▶ **The problem**
Please copy the entries below, swapping each "legend-swatch" for "legend-marker" and keeping everything else the same. Leave the pictures out.

Entries from a collection:
[start]

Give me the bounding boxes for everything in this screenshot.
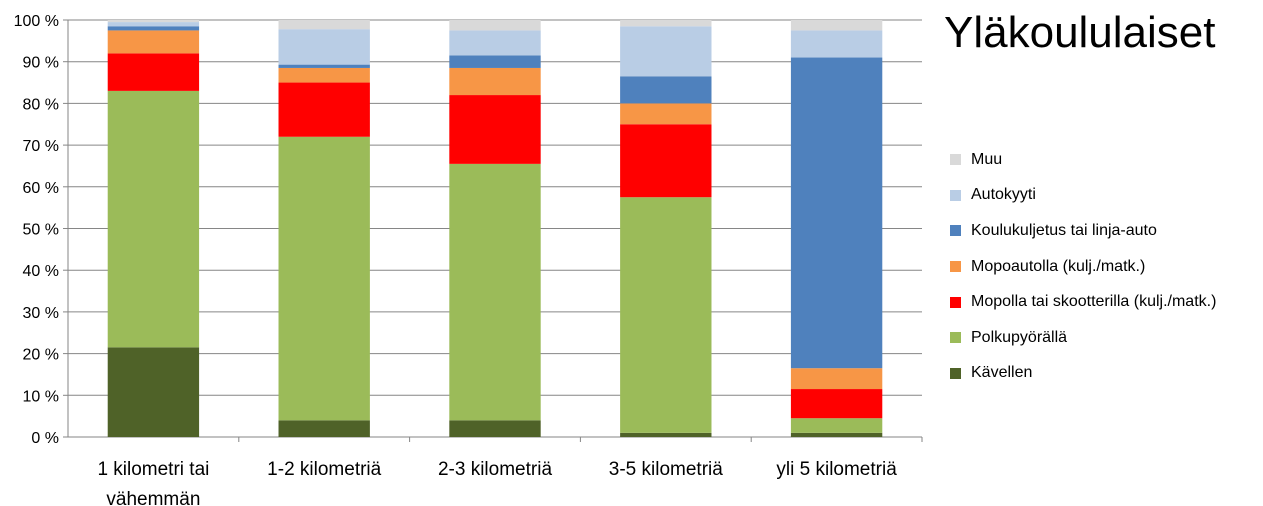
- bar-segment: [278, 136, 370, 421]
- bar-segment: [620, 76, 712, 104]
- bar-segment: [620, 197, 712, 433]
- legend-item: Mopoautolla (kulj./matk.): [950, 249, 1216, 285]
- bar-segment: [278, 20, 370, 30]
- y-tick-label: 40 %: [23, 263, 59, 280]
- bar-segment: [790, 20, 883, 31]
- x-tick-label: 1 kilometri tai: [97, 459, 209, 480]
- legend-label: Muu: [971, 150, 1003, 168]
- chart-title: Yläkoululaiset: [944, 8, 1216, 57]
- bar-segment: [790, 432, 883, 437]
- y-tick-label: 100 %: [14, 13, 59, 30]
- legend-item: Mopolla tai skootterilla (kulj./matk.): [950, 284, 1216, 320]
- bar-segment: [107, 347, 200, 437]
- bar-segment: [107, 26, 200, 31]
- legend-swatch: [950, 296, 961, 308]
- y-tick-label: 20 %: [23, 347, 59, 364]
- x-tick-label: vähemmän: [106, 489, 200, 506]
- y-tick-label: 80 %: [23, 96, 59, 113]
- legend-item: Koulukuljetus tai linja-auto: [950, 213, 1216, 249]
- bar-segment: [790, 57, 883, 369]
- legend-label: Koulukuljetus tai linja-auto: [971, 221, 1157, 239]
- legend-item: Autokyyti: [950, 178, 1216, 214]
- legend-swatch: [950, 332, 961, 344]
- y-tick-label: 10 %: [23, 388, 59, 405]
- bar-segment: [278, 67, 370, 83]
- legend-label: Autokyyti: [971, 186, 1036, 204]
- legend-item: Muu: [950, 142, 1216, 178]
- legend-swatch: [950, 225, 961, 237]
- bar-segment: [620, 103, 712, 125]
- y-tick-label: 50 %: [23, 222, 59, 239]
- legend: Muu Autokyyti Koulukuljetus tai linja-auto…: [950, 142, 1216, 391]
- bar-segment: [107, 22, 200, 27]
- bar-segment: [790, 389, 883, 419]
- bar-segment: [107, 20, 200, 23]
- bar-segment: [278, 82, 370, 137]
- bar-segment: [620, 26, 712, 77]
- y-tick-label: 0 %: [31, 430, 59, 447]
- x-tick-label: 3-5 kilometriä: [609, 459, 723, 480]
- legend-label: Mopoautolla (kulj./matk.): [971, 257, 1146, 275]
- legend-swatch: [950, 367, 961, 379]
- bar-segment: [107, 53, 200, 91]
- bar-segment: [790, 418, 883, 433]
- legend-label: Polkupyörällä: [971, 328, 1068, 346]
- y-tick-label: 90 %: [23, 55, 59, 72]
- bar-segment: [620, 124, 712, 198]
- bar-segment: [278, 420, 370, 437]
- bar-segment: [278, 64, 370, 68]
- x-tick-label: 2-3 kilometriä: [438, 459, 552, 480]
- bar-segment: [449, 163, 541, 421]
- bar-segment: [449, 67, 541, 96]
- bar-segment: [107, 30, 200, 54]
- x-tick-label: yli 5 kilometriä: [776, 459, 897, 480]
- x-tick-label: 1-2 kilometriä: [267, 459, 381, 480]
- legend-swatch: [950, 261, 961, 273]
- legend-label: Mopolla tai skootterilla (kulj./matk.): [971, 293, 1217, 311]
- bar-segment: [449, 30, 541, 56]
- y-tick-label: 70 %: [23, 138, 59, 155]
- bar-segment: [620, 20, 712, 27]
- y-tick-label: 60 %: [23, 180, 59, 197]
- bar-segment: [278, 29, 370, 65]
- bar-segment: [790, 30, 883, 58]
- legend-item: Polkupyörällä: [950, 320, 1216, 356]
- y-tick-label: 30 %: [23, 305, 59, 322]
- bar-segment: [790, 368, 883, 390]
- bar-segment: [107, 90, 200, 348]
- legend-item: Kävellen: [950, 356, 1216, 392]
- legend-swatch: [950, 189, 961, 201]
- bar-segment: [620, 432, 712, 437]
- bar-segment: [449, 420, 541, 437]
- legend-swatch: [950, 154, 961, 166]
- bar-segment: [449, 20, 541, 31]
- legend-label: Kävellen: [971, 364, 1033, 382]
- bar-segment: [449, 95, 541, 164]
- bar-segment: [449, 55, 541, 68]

[end]

▶ **Solution**
Give me the bounding boxes for everything in this screenshot.
- bar-segment: [278, 136, 370, 421]
- bar-segment: [620, 76, 712, 104]
- bar-segment: [620, 197, 712, 433]
- legend-item: Mopoautolla (kulj./matk.): [950, 249, 1216, 285]
- bar-segment: [278, 20, 370, 30]
- y-tick-label: 40 %: [23, 263, 59, 280]
- bar-segment: [790, 20, 883, 31]
- x-tick-label: 1 kilometri tai: [97, 459, 209, 480]
- legend-label: Muu: [971, 150, 1003, 168]
- chart-title: Yläkoululaiset: [944, 8, 1216, 57]
- bar-segment: [790, 432, 883, 437]
- y-tick-label: 100 %: [14, 13, 59, 30]
- legend-item: Mopolla tai skootterilla (kulj./matk.): [950, 284, 1216, 320]
- bar-segment: [107, 347, 200, 437]
- bar-segment: [107, 26, 200, 31]
- legend-marker: [950, 296, 961, 308]
- y-tick-label: 20 %: [23, 347, 59, 364]
- x-tick-label: vähemmän: [106, 489, 200, 506]
- y-tick-label: 80 %: [23, 96, 59, 113]
- legend-item: Koulukuljetus tai linja-auto: [950, 213, 1216, 249]
- bar-segment: [790, 57, 883, 369]
- legend-label: Koulukuljetus tai linja-auto: [971, 221, 1157, 239]
- legend-item: Autokyyti: [950, 178, 1216, 214]
- legend-marker: [950, 332, 961, 344]
- y-tick-label: 10 %: [23, 388, 59, 405]
- bar-segment: [278, 67, 370, 83]
- legend-label: Autokyyti: [971, 186, 1036, 204]
- legend-item: Muu: [950, 142, 1216, 178]
- legend-marker: [950, 225, 961, 237]
- bar-segment: [620, 103, 712, 125]
- y-tick-label: 50 %: [23, 222, 59, 239]
- legend: Muu Autokyyti Koulukuljetus tai linja-auto…: [950, 142, 1216, 391]
- bar-segment: [107, 22, 200, 27]
- bar-segment: [790, 389, 883, 419]
- bar-segment: [107, 20, 200, 23]
- bar-segment: [278, 82, 370, 137]
- bar-segment: [620, 26, 712, 77]
- y-tick-label: 0 %: [31, 430, 59, 447]
- x-tick-label: 3-5 kilometriä: [609, 459, 723, 480]
- legend-label: Mopoautolla (kulj./matk.): [971, 257, 1146, 275]
- legend-marker: [950, 367, 961, 379]
- bar-segment: [107, 53, 200, 91]
- bar-segment: [790, 418, 883, 433]
- legend-label: Polkupyörällä: [971, 328, 1068, 346]
- y-tick-label: 90 %: [23, 55, 59, 72]
- bar-segment: [620, 124, 712, 198]
- bar-segment: [278, 420, 370, 437]
- bar-segment: [278, 64, 370, 68]
- x-tick-label: 2-3 kilometriä: [438, 459, 552, 480]
- bar-segment: [449, 163, 541, 421]
- bar-segment: [449, 67, 541, 96]
- bar-segment: [107, 30, 200, 54]
- x-tick-label: yli 5 kilometriä: [776, 459, 897, 480]
- x-tick-label: 1-2 kilometriä: [267, 459, 381, 480]
- legend-marker: [950, 261, 961, 273]
- legend-label: Mopolla tai skootterilla (kulj./matk.): [971, 293, 1217, 311]
- bar-segment: [449, 30, 541, 56]
- y-tick-label: 70 %: [23, 138, 59, 155]
- bar-segment: [620, 20, 712, 27]
- y-tick-label: 60 %: [23, 180, 59, 197]
- bar-segment: [278, 29, 370, 65]
- bar-segment: [790, 30, 883, 58]
- legend-item: Polkupyörällä: [950, 320, 1216, 356]
- y-tick-label: 30 %: [23, 305, 59, 322]
- bar-segment: [790, 368, 883, 390]
- bar-segment: [107, 90, 200, 348]
- legend-item: Kävellen: [950, 356, 1216, 392]
- legend-marker: [950, 189, 961, 201]
- bar-segment: [620, 432, 712, 437]
- bar-segment: [449, 420, 541, 437]
- legend-marker: [950, 154, 961, 166]
- bar-segment: [449, 20, 541, 31]
- legend-label: Kävellen: [971, 364, 1033, 382]
- bar-segment: [449, 95, 541, 164]
- bar-segment: [449, 55, 541, 68]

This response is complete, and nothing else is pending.